Direction:
Copy the data exactly; pictures stay out of the copy.

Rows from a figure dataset
•••••

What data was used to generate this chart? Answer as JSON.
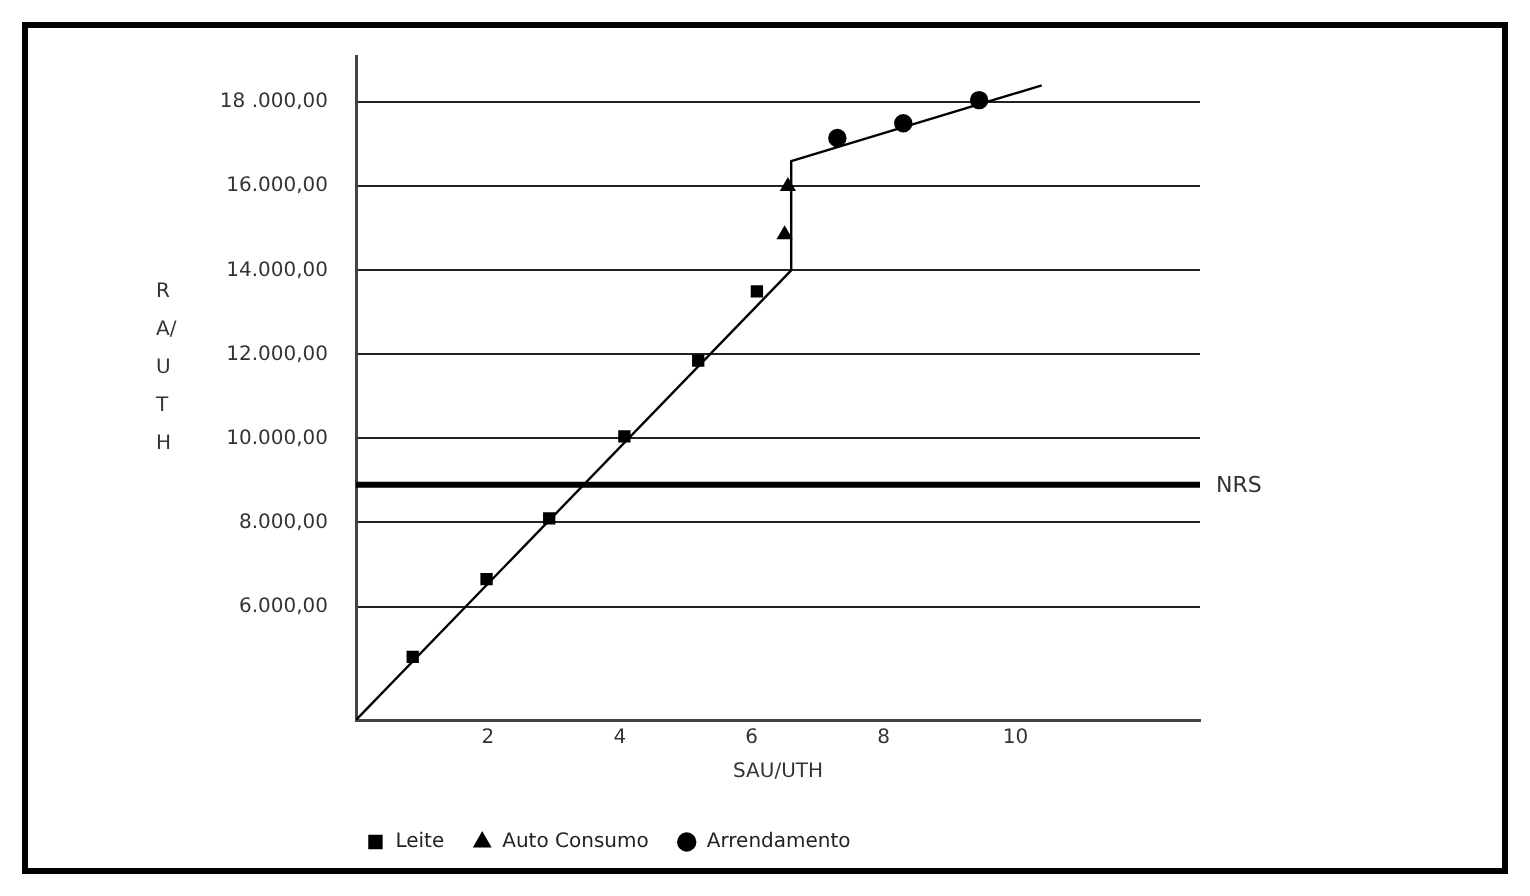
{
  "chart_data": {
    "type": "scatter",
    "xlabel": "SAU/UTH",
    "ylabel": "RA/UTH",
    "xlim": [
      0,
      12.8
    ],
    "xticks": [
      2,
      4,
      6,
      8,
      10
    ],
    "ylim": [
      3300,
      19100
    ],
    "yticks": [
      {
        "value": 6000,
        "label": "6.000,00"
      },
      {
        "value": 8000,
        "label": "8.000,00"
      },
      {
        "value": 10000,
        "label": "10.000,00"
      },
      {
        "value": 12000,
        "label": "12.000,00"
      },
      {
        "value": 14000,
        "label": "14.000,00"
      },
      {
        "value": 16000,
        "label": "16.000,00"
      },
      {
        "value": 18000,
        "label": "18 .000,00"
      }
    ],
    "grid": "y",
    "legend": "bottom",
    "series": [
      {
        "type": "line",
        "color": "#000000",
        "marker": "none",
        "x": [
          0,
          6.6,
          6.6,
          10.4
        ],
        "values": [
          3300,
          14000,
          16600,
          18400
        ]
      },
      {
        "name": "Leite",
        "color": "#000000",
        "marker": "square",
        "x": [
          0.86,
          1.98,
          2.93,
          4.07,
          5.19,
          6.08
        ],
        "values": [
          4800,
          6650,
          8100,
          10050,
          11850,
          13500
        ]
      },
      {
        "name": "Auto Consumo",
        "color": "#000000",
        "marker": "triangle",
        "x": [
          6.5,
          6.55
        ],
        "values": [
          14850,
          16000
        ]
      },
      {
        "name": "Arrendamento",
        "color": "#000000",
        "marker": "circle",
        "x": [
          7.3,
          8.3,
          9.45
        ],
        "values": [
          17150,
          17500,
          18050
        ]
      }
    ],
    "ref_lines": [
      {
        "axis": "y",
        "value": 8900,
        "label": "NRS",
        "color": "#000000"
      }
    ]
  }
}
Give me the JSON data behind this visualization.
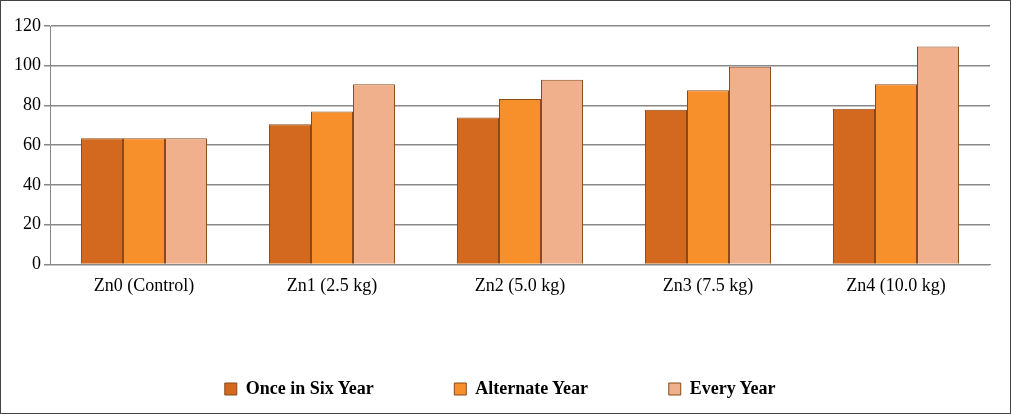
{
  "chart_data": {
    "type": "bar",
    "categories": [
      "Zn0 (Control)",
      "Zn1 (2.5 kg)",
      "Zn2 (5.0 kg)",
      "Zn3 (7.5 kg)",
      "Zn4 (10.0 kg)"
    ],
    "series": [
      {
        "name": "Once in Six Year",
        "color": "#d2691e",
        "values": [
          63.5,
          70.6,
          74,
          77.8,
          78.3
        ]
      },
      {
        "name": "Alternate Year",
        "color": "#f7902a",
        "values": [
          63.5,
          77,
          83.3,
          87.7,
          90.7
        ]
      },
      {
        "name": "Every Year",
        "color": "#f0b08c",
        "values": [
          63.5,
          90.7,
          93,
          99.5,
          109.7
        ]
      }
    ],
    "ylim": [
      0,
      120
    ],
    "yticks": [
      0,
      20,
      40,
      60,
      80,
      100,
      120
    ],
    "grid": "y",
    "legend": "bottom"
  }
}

•••••

Output below:
What data was used to generate this chart? Answer as JSON.
{
  "chart_data": {
    "type": "scatter",
    "xlabel": "SAU/UTH",
    "ylabel": "RA/UTH",
    "xlim": [
      0,
      12.8
    ],
    "xticks": [
      2,
      4,
      6,
      8,
      10
    ],
    "ylim": [
      3300,
      19100
    ],
    "yticks": [
      {
        "value": 6000,
        "label": "6.000,00"
      },
      {
        "value": 8000,
        "label": "8.000,00"
      },
      {
        "value": 10000,
        "label": "10.000,00"
      },
      {
        "value": 12000,
        "label": "12.000,00"
      },
      {
        "value": 14000,
        "label": "14.000,00"
      },
      {
        "value": 16000,
        "label": "16.000,00"
      },
      {
        "value": 18000,
        "label": "18 .000,00"
      }
    ],
    "grid": "y",
    "legend": "bottom",
    "series": [
      {
        "type": "line",
        "color": "#000000",
        "marker": "none",
        "x": [
          0,
          6.6,
          6.6,
          10.4
        ],
        "values": [
          3300,
          14000,
          16600,
          18400
        ]
      },
      {
        "name": "Leite",
        "color": "#000000",
        "marker": "square",
        "x": [
          0.86,
          1.98,
          2.93,
          4.07,
          5.19,
          6.08
        ],
        "values": [
          4800,
          6650,
          8100,
          10050,
          11850,
          13500
        ]
      },
      {
        "name": "Auto Consumo",
        "color": "#000000",
        "marker": "triangle",
        "x": [
          6.5,
          6.55
        ],
        "values": [
          14850,
          16000
        ]
      },
      {
        "name": "Arrendamento",
        "color": "#000000",
        "marker": "circle",
        "x": [
          7.3,
          8.3,
          9.45
        ],
        "values": [
          17150,
          17500,
          18050
        ]
      }
    ],
    "ref_lines": [
      {
        "axis": "y",
        "value": 8900,
        "label": "NRS",
        "color": "#000000"
      }
    ]
  }
}
Give me the JSON data behind this visualization.
{
  "chart_data": {
    "type": "bar",
    "categories": [
      "Zn0 (Control)",
      "Zn1 (2.5 kg)",
      "Zn2 (5.0 kg)",
      "Zn3 (7.5 kg)",
      "Zn4 (10.0 kg)"
    ],
    "series": [
      {
        "name": "Once in Six Year",
        "color": "#d2691e",
        "values": [
          63.5,
          70.6,
          74,
          77.8,
          78.3
        ]
      },
      {
        "name": "Alternate Year",
        "color": "#f7902a",
        "values": [
          63.5,
          77,
          83.3,
          87.7,
          90.7
        ]
      },
      {
        "name": "Every Year",
        "color": "#f0b08c",
        "values": [
          63.5,
          90.7,
          93,
          99.5,
          109.7
        ]
      }
    ],
    "ylim": [
      0,
      120
    ],
    "yticks": [
      0,
      20,
      40,
      60,
      80,
      100,
      120
    ],
    "grid": "y",
    "legend": "bottom"
  }
}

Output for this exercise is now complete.